Exercise goal: Repeat the material exactly as it appears.

***

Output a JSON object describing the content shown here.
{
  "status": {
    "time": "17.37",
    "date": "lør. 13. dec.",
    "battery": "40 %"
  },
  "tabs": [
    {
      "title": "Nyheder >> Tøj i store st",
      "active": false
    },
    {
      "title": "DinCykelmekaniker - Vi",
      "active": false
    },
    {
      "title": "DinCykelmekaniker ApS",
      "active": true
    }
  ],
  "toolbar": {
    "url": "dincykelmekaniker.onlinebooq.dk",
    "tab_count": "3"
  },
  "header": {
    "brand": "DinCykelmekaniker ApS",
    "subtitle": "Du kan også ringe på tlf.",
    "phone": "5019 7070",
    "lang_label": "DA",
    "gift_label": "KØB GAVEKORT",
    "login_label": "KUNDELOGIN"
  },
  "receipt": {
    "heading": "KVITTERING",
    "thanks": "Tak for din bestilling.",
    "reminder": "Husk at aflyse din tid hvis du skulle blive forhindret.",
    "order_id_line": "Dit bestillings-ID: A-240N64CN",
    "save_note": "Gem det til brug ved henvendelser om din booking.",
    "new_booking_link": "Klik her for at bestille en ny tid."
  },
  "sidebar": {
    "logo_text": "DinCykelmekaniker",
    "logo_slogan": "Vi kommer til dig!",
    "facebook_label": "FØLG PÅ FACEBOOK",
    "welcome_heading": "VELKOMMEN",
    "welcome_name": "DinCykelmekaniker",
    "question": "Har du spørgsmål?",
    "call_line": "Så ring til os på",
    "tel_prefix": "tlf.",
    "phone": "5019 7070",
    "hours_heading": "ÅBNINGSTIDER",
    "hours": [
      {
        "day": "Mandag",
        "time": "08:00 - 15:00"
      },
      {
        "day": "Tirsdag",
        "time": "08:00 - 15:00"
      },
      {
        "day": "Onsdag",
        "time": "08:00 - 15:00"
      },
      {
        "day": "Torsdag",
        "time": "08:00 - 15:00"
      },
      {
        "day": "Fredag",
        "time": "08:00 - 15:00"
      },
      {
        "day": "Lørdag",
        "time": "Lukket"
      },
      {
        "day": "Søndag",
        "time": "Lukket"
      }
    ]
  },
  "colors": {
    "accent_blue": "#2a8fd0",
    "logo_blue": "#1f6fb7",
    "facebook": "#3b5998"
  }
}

***

Answer to this problem:
Output a JSON object describing the content shown here.
{
  "status": {
    "time": "17.37",
    "date": "lør. 13. dec.",
    "battery": "40 %"
  },
  "tabs": [
    {
      "title": "Nyheder >> Tøj i store st",
      "active": false
    },
    {
      "title": "DinCykelmekaniker - Vi",
      "active": false
    },
    {
      "title": "DinCykelmekaniker ApS",
      "active": true
    }
  ],
  "toolbar": {
    "url": "dincykelmekaniker.onlinebooq.dk",
    "tab_count": "3"
  },
  "header": {
    "brand": "DinCykelmekaniker ApS",
    "subtitle": "Du kan også ringe på tlf.",
    "phone": "5019 7070",
    "lang_label": "DA",
    "gift_label": "KØB GAVEKORT",
    "login_label": "KUNDELOGIN"
  },
  "receipt": {
    "heading": "KVITTERING",
    "thanks": "Tak for din bestilling.",
    "reminder": "Husk at aflyse din tid hvis du skulle blive forhindret.",
    "order_id_line": "Dit bestillings-ID: A-240N64CN",
    "save_note": "Gem det til brug ved henvendelser om din booking.",
    "new_booking_link": "Klik her for at bestille en ny tid."
  },
  "sidebar": {
    "logo_text": "DinCykelmekaniker",
    "logo_slogan": "Vi kommer til dig!",
    "facebook_label": "FØLG PÅ FACEBOOK",
    "welcome_heading": "VELKOMMEN",
    "welcome_name": "DinCykelmekaniker",
    "question": "Har du spørgsmål?",
    "call_line": "Så ring til os på",
    "tel_prefix": "tlf.",
    "phone": "5019 7070",
    "hours_heading": "ÅBNINGSTIDER",
    "hours": [
      {
        "day": "Mandag",
        "time": "08:00 - 15:00"
      },
      {
        "day": "Tirsdag",
        "time": "08:00 - 15:00"
      },
      {
        "day": "Onsdag",
        "time": "08:00 - 15:00"
      },
      {
        "day": "Torsdag",
        "time": "08:00 - 15:00"
      },
      {
        "day": "Fredag",
        "time": "08:00 - 15:00"
      },
      {
        "day": "Lørdag",
        "time": "Lukket"
      },
      {
        "day": "Søndag",
        "time": "Lukket"
      }
    ]
  },
  "colors": {
    "accent_blue": "#2a8fd0",
    "logo_blue": "#1f6fb7",
    "facebook": "#3b5998"
  }
}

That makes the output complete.